◆ Task
Tally the lines holding "also" and state only that figure.

◆ Dataset extract
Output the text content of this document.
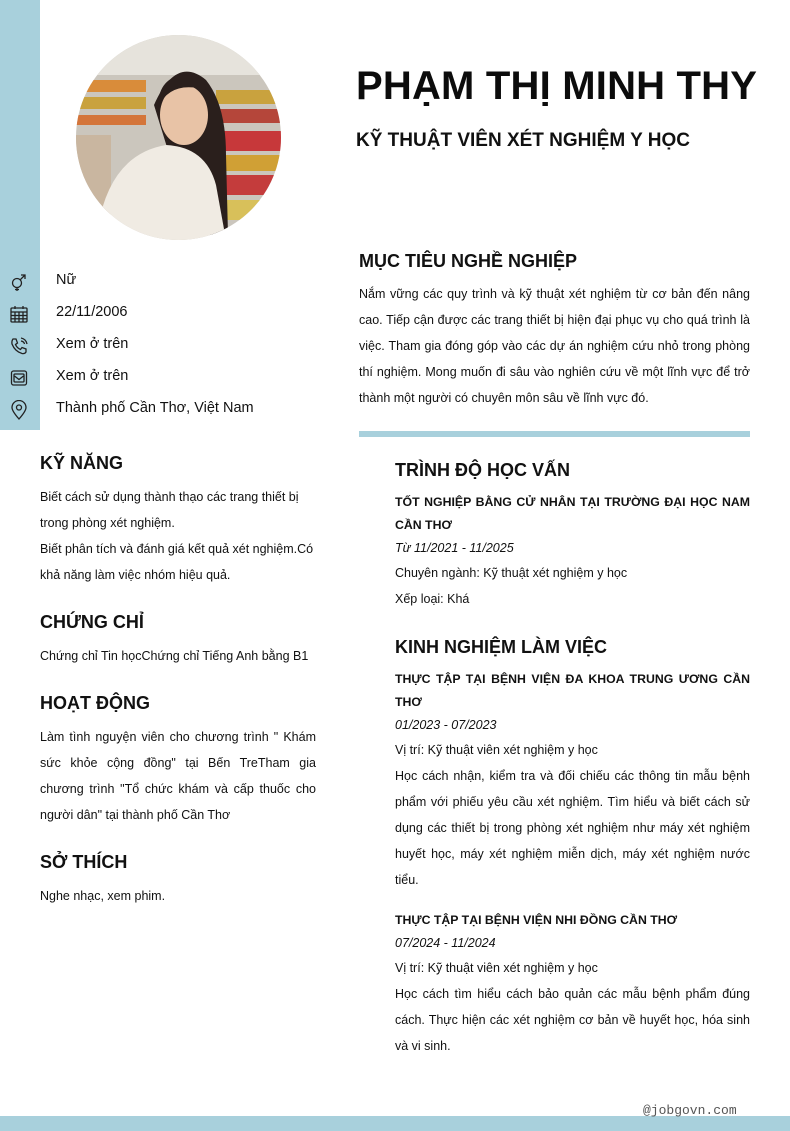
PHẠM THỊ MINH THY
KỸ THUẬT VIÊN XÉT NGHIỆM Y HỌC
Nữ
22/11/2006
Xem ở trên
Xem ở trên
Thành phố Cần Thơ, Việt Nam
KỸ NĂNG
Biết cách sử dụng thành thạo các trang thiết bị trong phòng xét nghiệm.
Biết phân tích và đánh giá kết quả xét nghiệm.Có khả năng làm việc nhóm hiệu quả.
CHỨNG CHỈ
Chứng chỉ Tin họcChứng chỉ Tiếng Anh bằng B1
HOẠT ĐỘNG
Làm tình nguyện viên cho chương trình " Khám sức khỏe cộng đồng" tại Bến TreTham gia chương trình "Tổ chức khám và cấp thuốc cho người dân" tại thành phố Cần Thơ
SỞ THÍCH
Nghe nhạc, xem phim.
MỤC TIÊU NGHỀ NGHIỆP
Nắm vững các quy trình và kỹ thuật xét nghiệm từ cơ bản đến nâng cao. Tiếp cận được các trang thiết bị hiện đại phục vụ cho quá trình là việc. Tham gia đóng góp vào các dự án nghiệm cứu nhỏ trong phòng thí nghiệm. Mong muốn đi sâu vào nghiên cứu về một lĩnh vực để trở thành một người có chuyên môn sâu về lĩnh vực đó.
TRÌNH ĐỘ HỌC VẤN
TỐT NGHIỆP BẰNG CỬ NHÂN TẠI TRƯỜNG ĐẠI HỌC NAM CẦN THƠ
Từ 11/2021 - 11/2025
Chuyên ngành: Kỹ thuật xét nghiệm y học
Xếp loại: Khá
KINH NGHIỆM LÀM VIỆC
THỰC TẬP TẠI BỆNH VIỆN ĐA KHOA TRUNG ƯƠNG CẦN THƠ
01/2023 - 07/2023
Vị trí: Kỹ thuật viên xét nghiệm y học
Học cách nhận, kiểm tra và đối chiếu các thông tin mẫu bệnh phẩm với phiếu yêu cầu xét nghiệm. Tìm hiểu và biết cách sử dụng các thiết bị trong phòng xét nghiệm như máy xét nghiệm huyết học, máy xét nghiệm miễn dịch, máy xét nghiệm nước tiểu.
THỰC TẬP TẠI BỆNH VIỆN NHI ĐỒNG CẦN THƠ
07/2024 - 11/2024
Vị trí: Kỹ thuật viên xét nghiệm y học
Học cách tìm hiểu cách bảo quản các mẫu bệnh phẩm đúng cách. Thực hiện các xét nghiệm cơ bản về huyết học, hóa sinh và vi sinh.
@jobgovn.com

==

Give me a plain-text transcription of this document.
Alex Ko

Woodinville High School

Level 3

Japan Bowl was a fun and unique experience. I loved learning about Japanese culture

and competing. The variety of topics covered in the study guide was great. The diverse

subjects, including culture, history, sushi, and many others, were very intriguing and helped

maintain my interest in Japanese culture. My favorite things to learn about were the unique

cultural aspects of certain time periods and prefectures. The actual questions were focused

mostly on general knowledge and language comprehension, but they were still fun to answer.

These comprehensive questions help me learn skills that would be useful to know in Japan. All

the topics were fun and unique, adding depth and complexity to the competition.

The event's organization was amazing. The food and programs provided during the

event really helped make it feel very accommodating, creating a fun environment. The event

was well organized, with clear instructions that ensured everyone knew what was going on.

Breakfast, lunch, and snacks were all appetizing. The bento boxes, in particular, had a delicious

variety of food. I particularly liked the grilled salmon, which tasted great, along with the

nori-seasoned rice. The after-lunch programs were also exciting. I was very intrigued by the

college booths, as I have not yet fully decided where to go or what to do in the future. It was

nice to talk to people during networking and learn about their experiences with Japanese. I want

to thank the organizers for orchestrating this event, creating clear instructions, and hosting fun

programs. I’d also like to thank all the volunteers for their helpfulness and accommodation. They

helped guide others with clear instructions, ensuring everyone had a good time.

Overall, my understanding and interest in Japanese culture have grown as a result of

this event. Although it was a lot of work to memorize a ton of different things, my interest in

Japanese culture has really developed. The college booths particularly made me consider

...

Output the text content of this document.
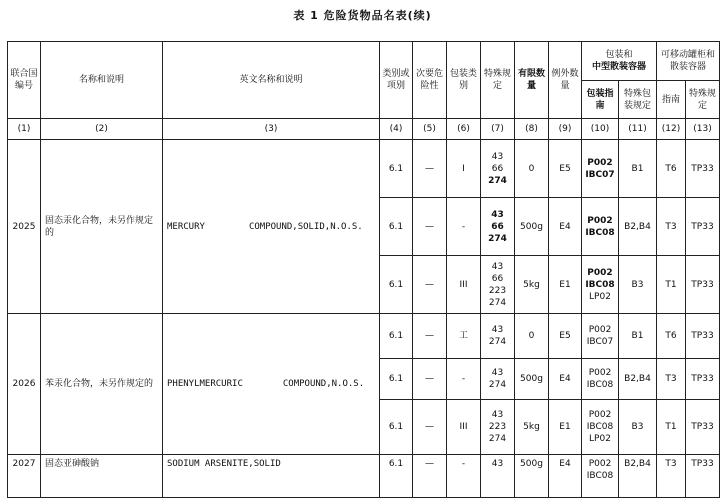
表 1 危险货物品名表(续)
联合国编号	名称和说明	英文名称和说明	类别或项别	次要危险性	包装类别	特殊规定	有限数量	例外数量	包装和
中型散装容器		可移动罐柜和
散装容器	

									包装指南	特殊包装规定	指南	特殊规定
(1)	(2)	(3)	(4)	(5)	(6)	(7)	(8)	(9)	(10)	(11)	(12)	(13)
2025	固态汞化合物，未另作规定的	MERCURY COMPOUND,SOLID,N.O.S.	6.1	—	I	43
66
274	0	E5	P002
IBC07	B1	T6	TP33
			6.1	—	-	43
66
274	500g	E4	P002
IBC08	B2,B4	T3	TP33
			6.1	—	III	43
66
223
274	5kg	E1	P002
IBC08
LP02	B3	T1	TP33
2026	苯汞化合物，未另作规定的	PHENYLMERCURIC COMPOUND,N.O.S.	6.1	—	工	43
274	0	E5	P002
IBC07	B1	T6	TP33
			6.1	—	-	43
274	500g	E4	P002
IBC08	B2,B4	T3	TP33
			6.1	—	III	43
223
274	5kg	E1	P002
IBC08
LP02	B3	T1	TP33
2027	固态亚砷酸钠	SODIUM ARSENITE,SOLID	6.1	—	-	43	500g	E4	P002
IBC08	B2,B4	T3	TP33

◆ Solution to this problem
2